• [TASK STATEMENT]: Take each line containing "штуцеров" and report it exactly as written.

============

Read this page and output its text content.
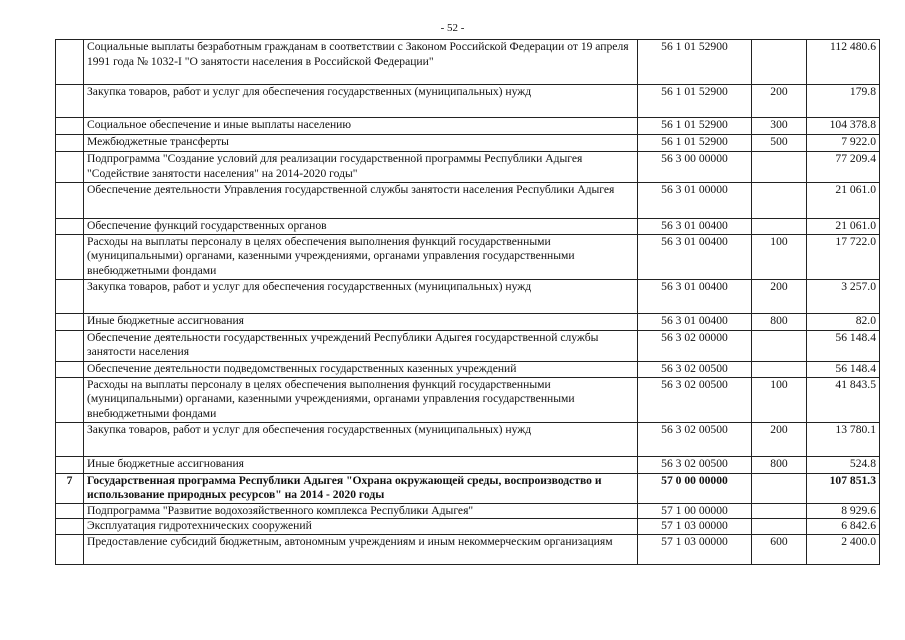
- 52 -
	Социальные выплаты безработным гражданам в соответствии с Законом Российской Федерации от 19 апреля 1991 года № 1032-I "О занятости населения в Российской Федерации"	56 1 01 52900		112 480.6
	Закупка товаров, работ и услуг для обеспечения государственных (муниципальных) нужд	56 1 01 52900	200	179.8
	Социальное обеспечение и иные выплаты населению	56 1 01 52900	300	104 378.8
	Межбюджетные трансферты	56 1 01 52900	500	7 922.0
	Подпрограмма "Создание условий для реализации государственной программы Республики Адыгея "Содействие занятости населения" на 2014-2020 годы"	56 3 00 00000		77 209.4
	Обеспечение деятельности Управления государственной службы занятости населения Республики Адыгея	56 3 01 00000		21 061.0
	Обеспечение функций государственных органов	56 3 01 00400		21 061.0
	Расходы на выплаты персоналу в целях обеспечения выполнения функций государственными (муниципальными) органами, казенными учреждениями, органами управления государственными внебюджетными фондами	56 3 01 00400	100	17 722.0
	Закупка товаров, работ и услуг для обеспечения государственных (муниципальных) нужд	56 3 01 00400	200	3 257.0
	Иные бюджетные ассигнования	56 3 01 00400	800	82.0
	Обеспечение деятельности государственных учреждений Республики Адыгея государственной службы занятости населения	56 3 02 00000		56 148.4
	Обеспечение деятельности подведомственных государственных казенных учреждений	56 3 02 00500		56 148.4
	Расходы на выплаты персоналу в целях обеспечения выполнения функций государственными (муниципальными) органами, казенными учреждениями, органами управления государственными внебюджетными фондами	56 3 02 00500	100	41 843.5
	Закупка товаров, работ и услуг для обеспечения государственных (муниципальных) нужд	56 3 02 00500	200	13 780.1
	Иные бюджетные ассигнования	56 3 02 00500	800	524.8
7	Государственная программа Республики Адыгея "Охрана окружающей среды, воспроизводство и использование природных ресурсов" на 2014 - 2020 годы	57 0 00 00000		107 851.3
	Подпрограмма "Развитие водохозяйственного комплекса Республики Адыгея"	57 1 00 00000		8 929.6
	Эксплуатация гидротехнических сооружений	57 1 03 00000		6 842.6
	Предоставление субсидий бюджетным, автономным учреждениям и иным некоммерческим организациям	57 1 03 00000	600	2 400.0
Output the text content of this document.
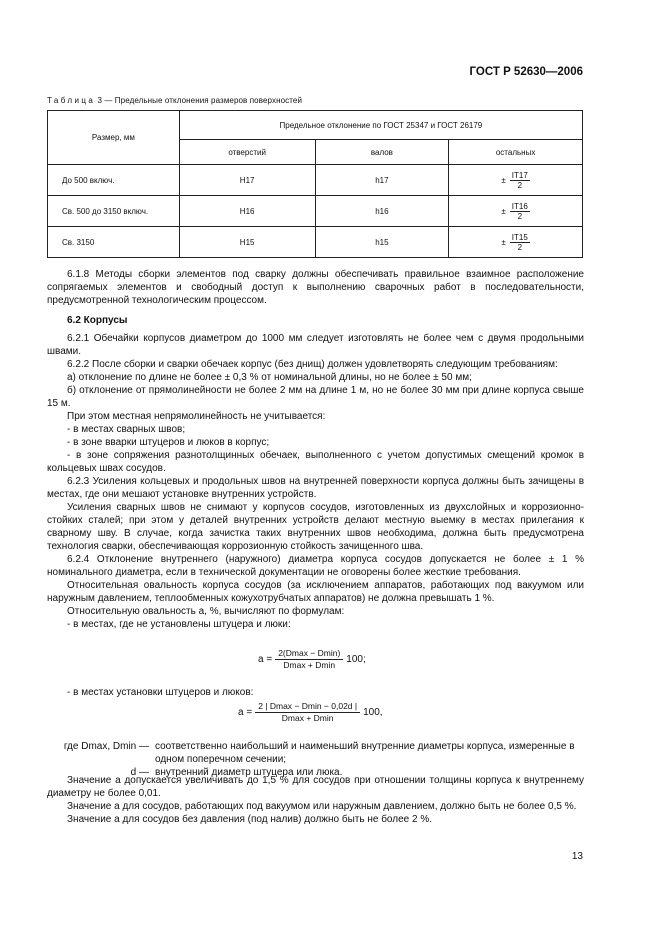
ГОСТ Р 52630—2006
Таблица 3 — Предельные отклонения размеров поверхностей
Размер, мм	Предельное отклонение по ГОСТ 25347 и ГОСТ 26179		
	отверстий	валов	остальных
До 500 включ.	H17	h17	± $\frac{IT17}{2}$

Св. 500 до 3150 включ.	H16	h16	± $\frac{IT16}{2}$

Св. 3150	H15	h15	± $\frac{IT15}{2}$

6.1.8 Методы сборки элементов под сварку должны обеспечивать правильное взаимное расположение сопрягаемых элементов и свободный доступ к выполнению сварочных работ в последовательности, предусмотренной технологическим процессом.

6.2 Корпусы

6.2.1 Обечайки корпусов диаметром до 1000 мм следует изготовлять не более чем с двумя продольными швами.

6.2.2 После сборки и сварки обечаек корпус (без днищ) должен удовлетворять следующим требованиям:

а) отклонение по длине не более ± 0,3 % от номинальной длины, но не более ± 50 мм;

б) отклонение от прямолинейности не более 2 мм на длине 1 м, но не более 30 мм при длине корпуса свыше 15 м.

При этом местная непрямолинейность не учитывается:

- в местах сварных швов;

- в зоне вварки штуцеров и люков в корпус;

- в зоне сопряжения разнотолщинных обечаек, выполненного с учетом допустимых смещений кромок в кольцевых швах сосудов.

6.2.3 Усиления кольцевых и продольных швов на внутренней поверхности корпуса должны быть зачищены в местах, где они мешают установке внутренних устройств.

Усиления сварных швов не снимают у корпусов сосудов, изготовленных из двухслойных и коррозионно-стойких сталей; при этом у деталей внутренних устройств делают местную выемку в местах прилегания к сварному шву. В случае, когда зачистка таких внутренних швов необходима, должна быть предусмотрена технология сварки, обеспечивающая коррозионную стойкость зачищенного шва.

6.2.4 Отклонение внутреннего (наружного) диаметра корпуса сосудов допускается не более ± 1 % номинального диаметра, если в технической документации не оговорены более жесткие требования.

Относительная овальность корпуса сосудов (за исключением аппаратов, работающих под вакуумом или наружным давлением, теплообменных кожухотрубчатых аппаратов) не должна превышать 1 %.

Относительную овальность a, %, вычисляют по формулам:

- в местах, где не установлены штуцера и люки:

$a = \frac{2(Dmax - Dmin)}{Dmax + Dmin} 100$;

- в местах установки штуцеров и люков:

$a = \frac{2 | Dmax - Dmin - 0,02d |}{Dmax + Dmin} 100$,
где Dmax, Dmin — соответственно наибольший и наименьший внутренние диаметры корпуса, измеренные в одном поперечном сечении;
d — внутренний диаметр штуцера или люка.

Значение a допускается увеличивать до 1,5 % для сосудов при отношении толщины корпуса к внутреннему диаметру не более 0,01.

Значение a для сосудов, работающих под вакуумом или наружным давлением, должно быть не более 0,5 %.

Значение a для сосудов без давления (под налив) должно быть не более 2 %.

13
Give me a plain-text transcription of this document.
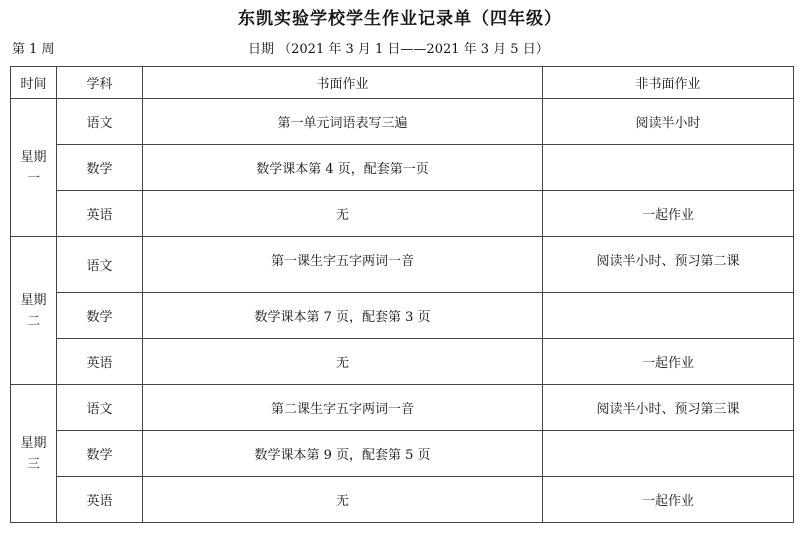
东凯实验学校学生作业记录单（四年级）
第 1 周	日期 （2021 年 3 月 1 日——2021 年 3 月 5 日）
时间	学科	书面作业	非书面作业

星期
一	语文	第一单元词语表写三遍	阅读半小时
	数学	数学课本第 4 页，配套第一页	
	英语	无	一起作业

星期
二	语文	第一课生字五字两词一音	阅读半小时、预习第二课
	数学	数学课本第 7 页，配套第 3 页	
	英语	无	一起作业

星期
三	语文	第二课生字五字两词一音	阅读半小时、预习第三课
	数学	数学课本第 9 页，配套第 5 页	
	英语	无	一起作业
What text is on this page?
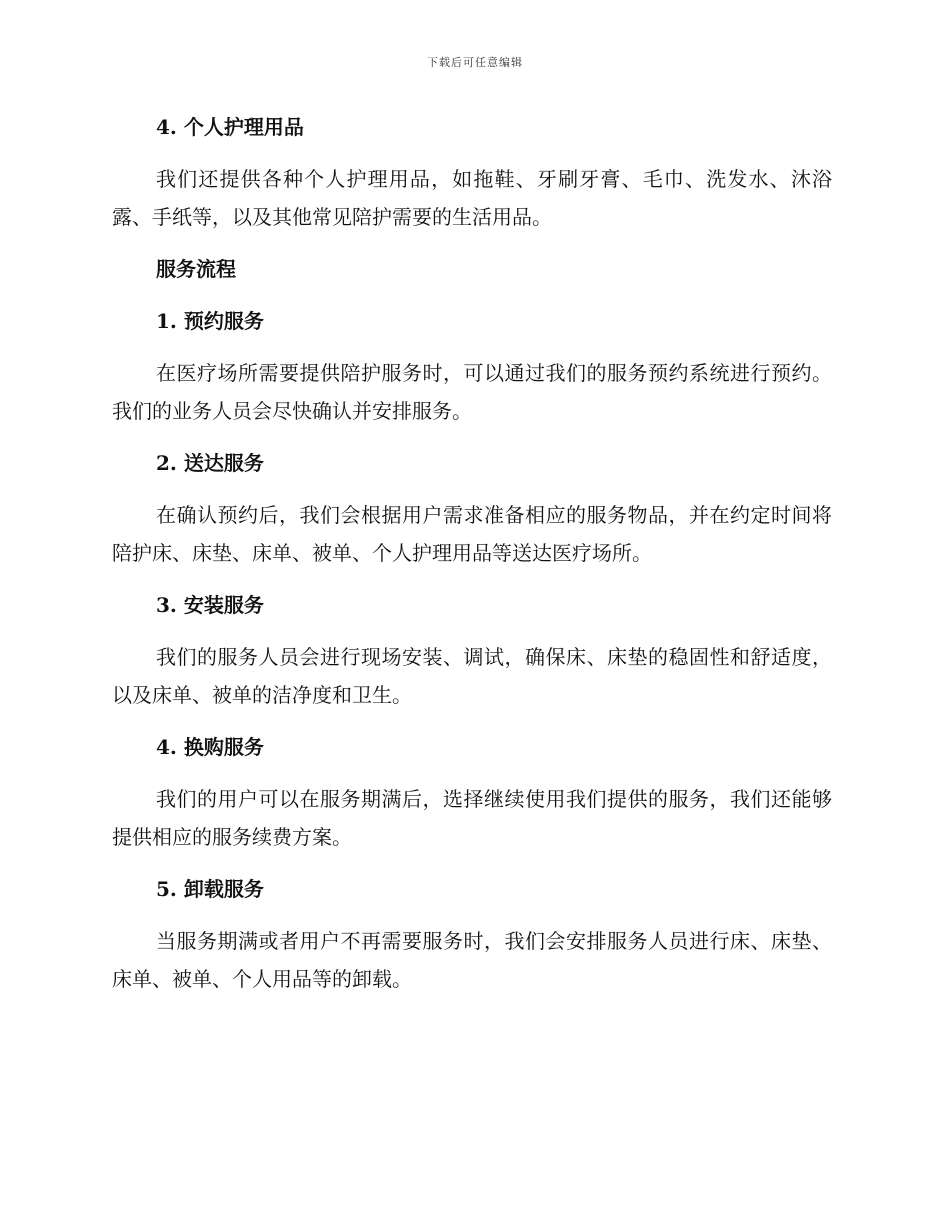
下载后可任意编辑
4. 个人护理用品
我们还提供各种个人护理用品，如拖鞋、牙刷牙膏、毛巾、洗发水、沐浴露、手纸等，以及其他常见陪护需要的生活用品。
服务流程
1. 预约服务
在医疗场所需要提供陪护服务时，可以通过我们的服务预约系统进行预约。我们的业务人员会尽快确认并安排服务。
2. 送达服务
在确认预约后，我们会根据用户需求准备相应的服务物品，并在约定时间将陪护床、床垫、床单、被单、个人护理用品等送达医疗场所。
3. 安装服务
我们的服务人员会进行现场安装、调试，确保床、床垫的稳固性和舒适度，以及床单、被单的洁净度和卫生。
4. 换购服务
我们的用户可以在服务期满后，选择继续使用我们提供的服务，我们还能够提供相应的服务续费方案。
5. 卸载服务
当服务期满或者用户不再需要服务时，我们会安排服务人员进行床、床垫、床单、被单、个人用品等的卸载。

============

• [EXERCISE RESPONSE]:
- в зоне вварки штуцеров и люков в корпус;
- в местах установки штуцеров и люков:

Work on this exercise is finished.